_Brief_: Identify every line in the records below that contains the word "Department", and copy each of those lines.

_Entries supplied_:
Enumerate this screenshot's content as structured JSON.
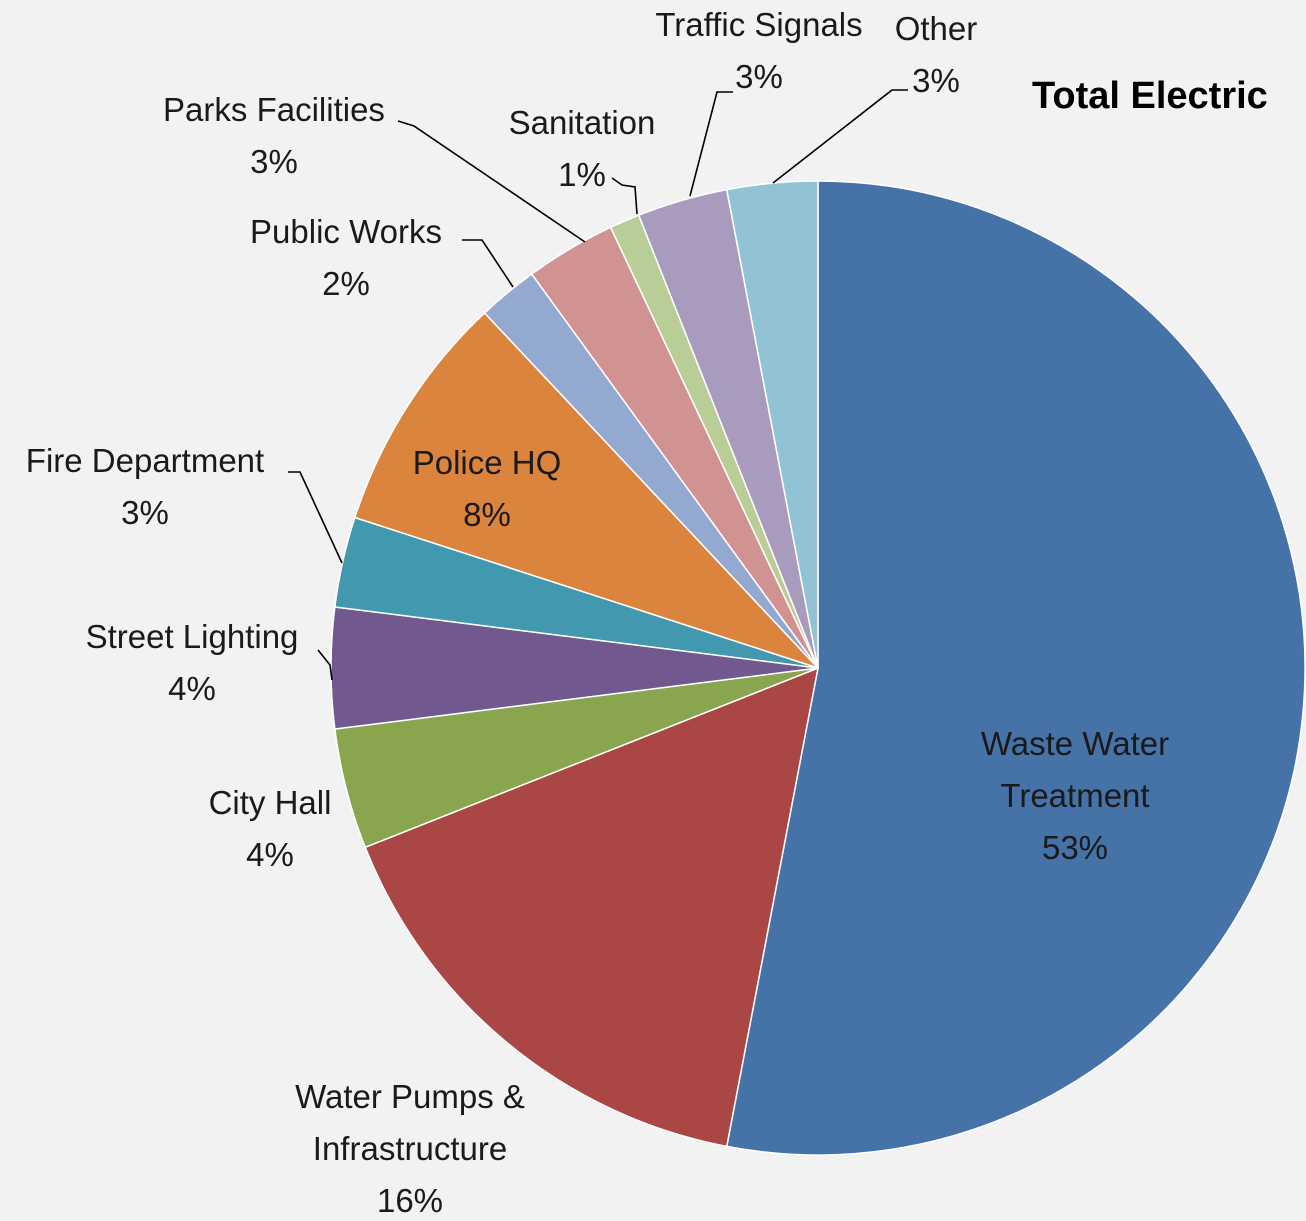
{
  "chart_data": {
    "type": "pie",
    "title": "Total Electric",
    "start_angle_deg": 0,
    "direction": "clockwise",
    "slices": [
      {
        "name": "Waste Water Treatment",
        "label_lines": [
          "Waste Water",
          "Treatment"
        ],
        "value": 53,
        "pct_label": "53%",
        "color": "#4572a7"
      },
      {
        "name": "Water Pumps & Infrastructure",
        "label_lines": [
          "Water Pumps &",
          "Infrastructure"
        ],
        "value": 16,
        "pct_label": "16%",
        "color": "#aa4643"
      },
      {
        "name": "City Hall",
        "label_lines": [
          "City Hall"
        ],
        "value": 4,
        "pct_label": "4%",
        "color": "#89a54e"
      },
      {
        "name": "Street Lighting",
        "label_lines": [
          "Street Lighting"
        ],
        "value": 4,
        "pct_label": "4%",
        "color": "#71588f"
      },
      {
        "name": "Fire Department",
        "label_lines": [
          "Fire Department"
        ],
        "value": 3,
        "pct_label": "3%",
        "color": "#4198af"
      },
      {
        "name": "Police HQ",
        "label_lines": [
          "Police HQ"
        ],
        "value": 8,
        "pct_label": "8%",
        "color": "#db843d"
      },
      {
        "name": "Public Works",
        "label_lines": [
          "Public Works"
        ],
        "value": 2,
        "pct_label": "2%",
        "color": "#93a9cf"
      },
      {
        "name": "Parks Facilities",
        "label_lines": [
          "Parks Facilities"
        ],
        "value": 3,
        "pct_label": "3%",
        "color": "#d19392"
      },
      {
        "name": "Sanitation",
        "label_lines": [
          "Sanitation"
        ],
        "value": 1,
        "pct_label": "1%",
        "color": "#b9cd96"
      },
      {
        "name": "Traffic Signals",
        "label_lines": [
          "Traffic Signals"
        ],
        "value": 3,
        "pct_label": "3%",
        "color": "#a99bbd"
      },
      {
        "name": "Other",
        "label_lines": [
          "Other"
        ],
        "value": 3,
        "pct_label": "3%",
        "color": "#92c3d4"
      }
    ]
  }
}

---

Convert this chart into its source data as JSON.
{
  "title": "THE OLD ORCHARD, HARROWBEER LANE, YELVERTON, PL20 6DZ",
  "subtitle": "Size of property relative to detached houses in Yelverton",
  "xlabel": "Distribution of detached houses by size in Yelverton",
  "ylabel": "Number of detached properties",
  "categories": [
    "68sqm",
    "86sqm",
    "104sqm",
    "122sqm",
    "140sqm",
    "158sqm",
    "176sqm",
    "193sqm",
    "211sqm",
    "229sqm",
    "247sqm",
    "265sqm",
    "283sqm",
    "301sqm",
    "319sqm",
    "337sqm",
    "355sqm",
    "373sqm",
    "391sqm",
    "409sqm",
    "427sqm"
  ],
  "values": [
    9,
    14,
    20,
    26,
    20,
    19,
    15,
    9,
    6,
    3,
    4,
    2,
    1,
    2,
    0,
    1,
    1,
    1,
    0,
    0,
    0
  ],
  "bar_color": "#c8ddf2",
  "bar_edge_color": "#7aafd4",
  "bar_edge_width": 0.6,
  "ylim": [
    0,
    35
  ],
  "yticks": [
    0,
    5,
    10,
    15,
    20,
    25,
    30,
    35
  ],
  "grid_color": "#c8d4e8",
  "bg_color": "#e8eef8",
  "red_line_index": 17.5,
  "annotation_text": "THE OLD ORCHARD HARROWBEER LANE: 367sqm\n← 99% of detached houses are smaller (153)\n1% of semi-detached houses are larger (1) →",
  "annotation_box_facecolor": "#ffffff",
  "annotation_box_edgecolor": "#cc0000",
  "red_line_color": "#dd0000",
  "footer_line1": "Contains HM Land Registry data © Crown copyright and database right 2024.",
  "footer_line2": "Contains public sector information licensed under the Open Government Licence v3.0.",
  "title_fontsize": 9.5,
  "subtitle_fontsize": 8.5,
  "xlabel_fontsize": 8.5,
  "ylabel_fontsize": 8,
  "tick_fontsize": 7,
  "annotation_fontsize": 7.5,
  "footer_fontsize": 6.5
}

_Reply_:
        "name": "Fire Department",
          "Fire Department"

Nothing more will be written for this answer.